* _TÂCHES_
1. Répondez à ces questions d'après le texte source :
(a) Où s'est tenue la séance de ce mercredi ?
(b) À quel parti appartient le ministre des Transports ?
(c) Quel problème se pose au sein de la majorité au pouvoir ?
2. Mettez sous forme de tableau Markdown les seules lignes des entrées qui vont de la ligne contenant « x-tick-label: 2004 bbox=[234, 306, 268, 317] » jusqu'à la ligne contenant « data-label: 103 bbox=[363, 356, 388, 367] », ces deux lignes incluses. Omettez les lignes vides et utilisez deux colonnes : « N° » pour le numéro de rang et « Ligne » pour la ligne.

* _TEXTE SOURCE_
Contrairement au remue-ménage qui a précédé l’examen à l’Assemblée nationale de la motion de défiance initiée contre le ministre des Transports, Voies de communication et Désenclavement, la séance de ce mercredi dans la salle des congrès du Palais du peuple a vite tourné au vaudeville. Chérubin Okende n’a finalement pas été sanctionné, profitant de la confusion et du mélange des genres dans le chef des auteurs de la motion, qui se recrutaient principalement à l’UDPS. Mais en filigrane, les observateurs ne pouvaient s’empêcher de voir derrière la mise en cause de Chérubin Okende la lutte larvée que se mènent le parti présidentiel et Ensemble pour la République de Moise Katumbi, parti auquel appartient le ministre des Transports. En se tirant – de la plus belle manière d’ailleurs – des griffes de l’Assemblée nationale – c’est l’Union sacrée de la nation qui se retrouve perdant de la bataille engagée contre le ministre des Transports. Au sein de la majorité au pouvoir, il se pose un réel problème de leadership.

* _INFORMATIONS AFFICHÉES_
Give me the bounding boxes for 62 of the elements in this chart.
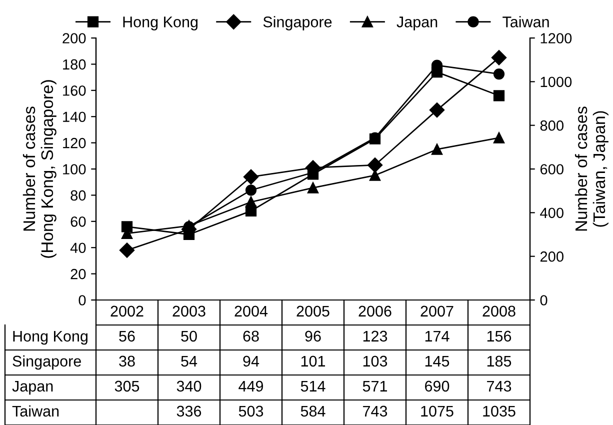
x-tick-label: 2004 bbox=[234, 306, 268, 317]
data-label: 1035 bbox=[483, 406, 516, 417]
data-label: 690 bbox=[425, 380, 450, 392]
y2-tick-label: 200 bbox=[540, 251, 564, 262]
data-label: 305 bbox=[114, 380, 140, 392]
x-tick-label: 2003 bbox=[172, 306, 206, 317]
data-label: 514 bbox=[300, 380, 326, 392]
y-axis-title: Number of cases (Hong Kong, Singapore) bbox=[22, 80, 56, 258]
data-label: 743 bbox=[487, 380, 512, 392]
data-label: 103 bbox=[363, 356, 388, 367]
y-tick-label: 140 bbox=[63, 112, 86, 122]
y-tick-label: 160 bbox=[63, 86, 86, 96]
y-tick-label: 60 bbox=[70, 216, 86, 227]
y2-tick-label: 600 bbox=[540, 164, 564, 174]
legend-label: Taiwan bbox=[502, 16, 549, 28]
y-tick-label: 80 bbox=[70, 190, 86, 201]
data-label: 94 bbox=[243, 356, 260, 367]
y2-tick-label: 0 bbox=[540, 295, 548, 306]
text: Japan bbox=[12, 380, 53, 395]
data-label: 50 bbox=[181, 330, 197, 342]
data-label: 1075 bbox=[421, 406, 454, 417]
x-tick-label: 2006 bbox=[358, 306, 392, 317]
data-label: 503 bbox=[238, 406, 264, 417]
text: Taiwan bbox=[12, 405, 59, 417]
data-label: 185 bbox=[487, 356, 512, 367]
legend-label: Japan bbox=[396, 16, 438, 30]
data-label: 336 bbox=[176, 406, 202, 417]
data-label: 96 bbox=[305, 330, 321, 342]
y-tick-label: 180 bbox=[63, 59, 86, 70]
data-label: 340 bbox=[176, 380, 202, 392]
y-tick-label: 0 bbox=[78, 295, 86, 306]
data-label: 101 bbox=[301, 356, 325, 367]
y-tick-label: 20 bbox=[70, 268, 86, 280]
data-label: 123 bbox=[363, 330, 388, 342]
x-tick-label: 2002 bbox=[110, 306, 144, 317]
x-tick-label: 2008 bbox=[482, 306, 516, 317]
y2-tick-label: 1200 bbox=[540, 33, 572, 44]
y2-tick-label: 800 bbox=[540, 120, 564, 131]
data-label: 743 bbox=[363, 406, 388, 417]
y-tick-label: 200 bbox=[62, 33, 86, 44]
data-label: 571 bbox=[362, 380, 387, 392]
y-tick-label: 100 bbox=[63, 164, 86, 174]
y2-tick-label: 1000 bbox=[540, 76, 572, 88]
text: Singapore bbox=[12, 355, 81, 370]
data-label: 38 bbox=[119, 356, 135, 367]
data-label: 145 bbox=[425, 356, 450, 367]
y2-tick-label: 400 bbox=[540, 208, 564, 218]
data-label: 449 bbox=[238, 380, 264, 392]
data-label: 54 bbox=[181, 356, 198, 367]
y-tick-label: 40 bbox=[70, 242, 86, 254]
y-tick-label: 120 bbox=[63, 138, 86, 148]
legend-label: Singapore bbox=[263, 16, 332, 30]
x-tick-label: 2007 bbox=[420, 306, 454, 317]
legend-label: Hong Kong bbox=[123, 16, 198, 30]
data-label: 156 bbox=[487, 330, 512, 342]
data-label: 584 bbox=[300, 406, 326, 417]
data-label: 68 bbox=[243, 330, 259, 342]
data-label: 56 bbox=[119, 330, 135, 342]
data-label: 174 bbox=[425, 330, 450, 342]
x-tick-label: 2005 bbox=[296, 306, 330, 317]
text: Hong Kong bbox=[13, 330, 88, 345]
y2-axis-title: Number of cases (Taiwan, Japan) bbox=[574, 106, 608, 231]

* _RÉPONSES FOURNIES_
1.
(a) Dans la salle des congrès du Palais du peuple.
(b) À Ensemble pour la République de Moise Katumbi.
(c) Un réel problème de leadership.

2.
| N° | Ligne |
|---|---|
| 1 | x-tick-label: 2004 bbox=[234, 306, 268, 317] |
| 2 | data-label: 1035 bbox=[483, 406, 516, 417] |
| 3 | data-label: 690 bbox=[425, 380, 450, 392] |
| 4 | y2-tick-label: 200 bbox=[540, 251, 564, 262] |
| 5 | data-label: 305 bbox=[114, 380, 140, 392] |
| 6 | x-tick-label: 2003 bbox=[172, 306, 206, 317] |
| 7 | data-label: 514 bbox=[300, 380, 326, 392] |
| 8 | y-axis-title: Number of cases (Hong Kong, Singapore) bbox=[22, 80, 56, 258] |
| 9 | data-label: 743 bbox=[487, 380, 512, 392] |
| 10 | data-label: 103 bbox=[363, 356, 388, 367] |